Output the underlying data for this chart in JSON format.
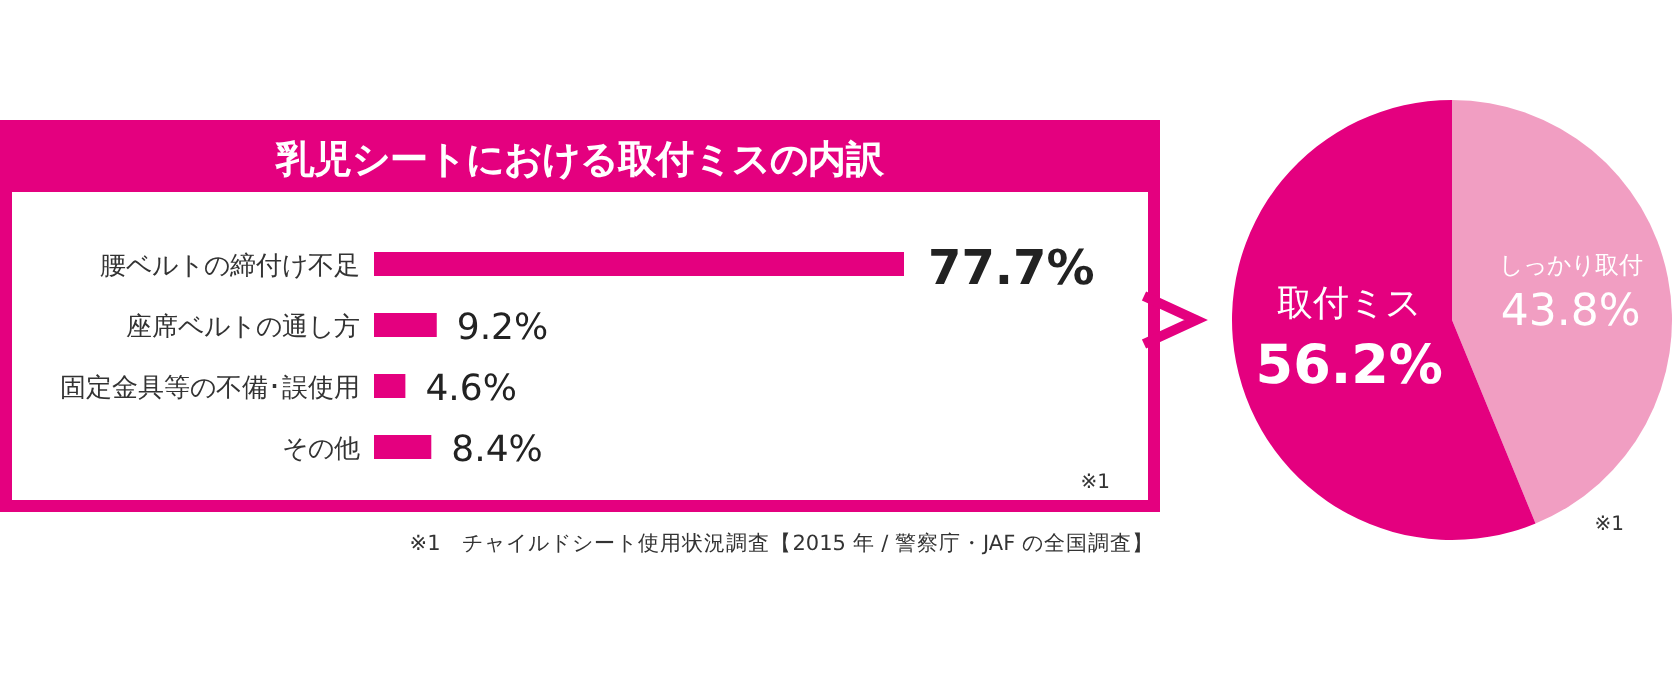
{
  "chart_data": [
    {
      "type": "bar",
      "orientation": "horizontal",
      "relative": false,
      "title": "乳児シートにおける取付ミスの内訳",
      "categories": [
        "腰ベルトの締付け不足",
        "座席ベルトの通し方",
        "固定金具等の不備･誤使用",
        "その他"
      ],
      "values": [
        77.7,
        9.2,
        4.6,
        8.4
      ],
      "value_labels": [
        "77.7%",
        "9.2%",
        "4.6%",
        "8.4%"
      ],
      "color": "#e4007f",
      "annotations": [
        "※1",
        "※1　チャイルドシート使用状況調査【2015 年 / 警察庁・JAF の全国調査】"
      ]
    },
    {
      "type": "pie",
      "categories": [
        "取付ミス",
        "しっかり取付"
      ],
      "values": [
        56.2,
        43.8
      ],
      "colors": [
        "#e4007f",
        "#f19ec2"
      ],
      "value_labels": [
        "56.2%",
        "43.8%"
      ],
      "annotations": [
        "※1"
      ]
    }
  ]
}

→ WHAT YOU WILL DO
Output each line exactly; omit every picture.

→ RESPONSE FOR THIS EXERCISE
Output the underlying data for this chart in JSON format.
{
  "chart_data": [
    {
      "type": "bar",
      "orientation": "horizontal",
      "relative": false,
      "title": "乳児シートにおける取付ミスの内訳",
      "categories": [
        "腰ベルトの締付け不足",
        "座席ベルトの通し方",
        "固定金具等の不備･誤使用",
        "その他"
      ],
      "values": [
        77.7,
        9.2,
        4.6,
        8.4
      ],
      "value_labels": [
        "77.7%",
        "9.2%",
        "4.6%",
        "8.4%"
      ],
      "color": "#e4007f",
      "annotations": [
        "※1",
        "※1　チャイルドシート使用状況調査【2015 年 / 警察庁・JAF の全国調査】"
      ]
    },
    {
      "type": "pie",
      "categories": [
        "取付ミス",
        "しっかり取付"
      ],
      "values": [
        56.2,
        43.8
      ],
      "colors": [
        "#e4007f",
        "#f19ec2"
      ],
      "value_labels": [
        "56.2%",
        "43.8%"
      ],
      "annotations": [
        "※1"
      ]
    }
  ]
}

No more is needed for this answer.